Direction:
Leaving out the pictures, please retype each record exactly.

Dataset records:

================

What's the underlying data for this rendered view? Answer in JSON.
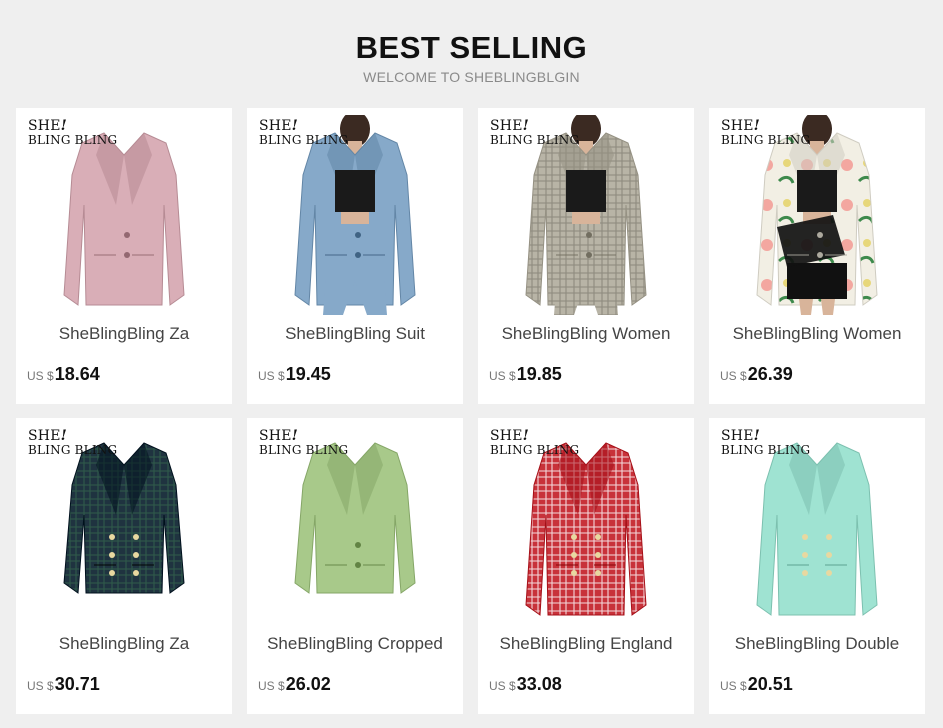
{
  "header": {
    "title": "BEST SELLING",
    "subtitle": "WELCOME TO SHEBLINGBLGIN"
  },
  "brand_logo": {
    "line1": "SHE",
    "bang": "!",
    "line2": "BLING BLING"
  },
  "products": [
    {
      "name": "SheBlingBling Za",
      "currency": "US $",
      "price": "18.64",
      "color": "#d9aeb7",
      "style": "blazer-pink"
    },
    {
      "name": "SheBlingBling Suit",
      "currency": "US $",
      "price": "19.45",
      "color": "#86a9c9",
      "style": "suit-blue"
    },
    {
      "name": "SheBlingBling Women",
      "currency": "US $",
      "price": "19.85",
      "color": "#b8b4a6",
      "style": "plaid-grey"
    },
    {
      "name": "SheBlingBling Women",
      "currency": "US $",
      "price": "26.39",
      "color": "#f2efe4",
      "style": "floral-white"
    },
    {
      "name": "SheBlingBling Za",
      "currency": "US $",
      "price": "30.71",
      "color": "#1f3340",
      "style": "tartan-navy"
    },
    {
      "name": "SheBlingBling Cropped",
      "currency": "US $",
      "price": "26.02",
      "color": "#a8c98a",
      "style": "cropped-green"
    },
    {
      "name": "SheBlingBling England",
      "currency": "US $",
      "price": "33.08",
      "color": "#c8323a",
      "style": "plaid-red"
    },
    {
      "name": "SheBlingBling Double",
      "currency": "US $",
      "price": "20.51",
      "color": "#9fe3d2",
      "style": "mint-double"
    }
  ]
}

================

Exercise response:
What's the underlying data for this rendered view? Answer in JSON.
{
  "header": {
    "title": "BEST SELLING",
    "subtitle": "WELCOME TO SHEBLINGBLGIN"
  },
  "brand_logo": {
    "line1": "SHE",
    "bang": "!",
    "line2": "BLING BLING"
  },
  "products": [
    {
      "name": "SheBlingBling Za",
      "currency": "US $",
      "price": "18.64",
      "color": "#d9aeb7",
      "style": "blazer-pink"
    },
    {
      "name": "SheBlingBling Suit",
      "currency": "US $",
      "price": "19.45",
      "color": "#86a9c9",
      "style": "suit-blue"
    },
    {
      "name": "SheBlingBling Women",
      "currency": "US $",
      "price": "19.85",
      "color": "#b8b4a6",
      "style": "plaid-grey"
    },
    {
      "name": "SheBlingBling Women",
      "currency": "US $",
      "price": "26.39",
      "color": "#f2efe4",
      "style": "floral-white"
    },
    {
      "name": "SheBlingBling Za",
      "currency": "US $",
      "price": "30.71",
      "color": "#1f3340",
      "style": "tartan-navy"
    },
    {
      "name": "SheBlingBling Cropped",
      "currency": "US $",
      "price": "26.02",
      "color": "#a8c98a",
      "style": "cropped-green"
    },
    {
      "name": "SheBlingBling England",
      "currency": "US $",
      "price": "33.08",
      "color": "#c8323a",
      "style": "plaid-red"
    },
    {
      "name": "SheBlingBling Double",
      "currency": "US $",
      "price": "20.51",
      "color": "#9fe3d2",
      "style": "mint-double"
    }
  ]
}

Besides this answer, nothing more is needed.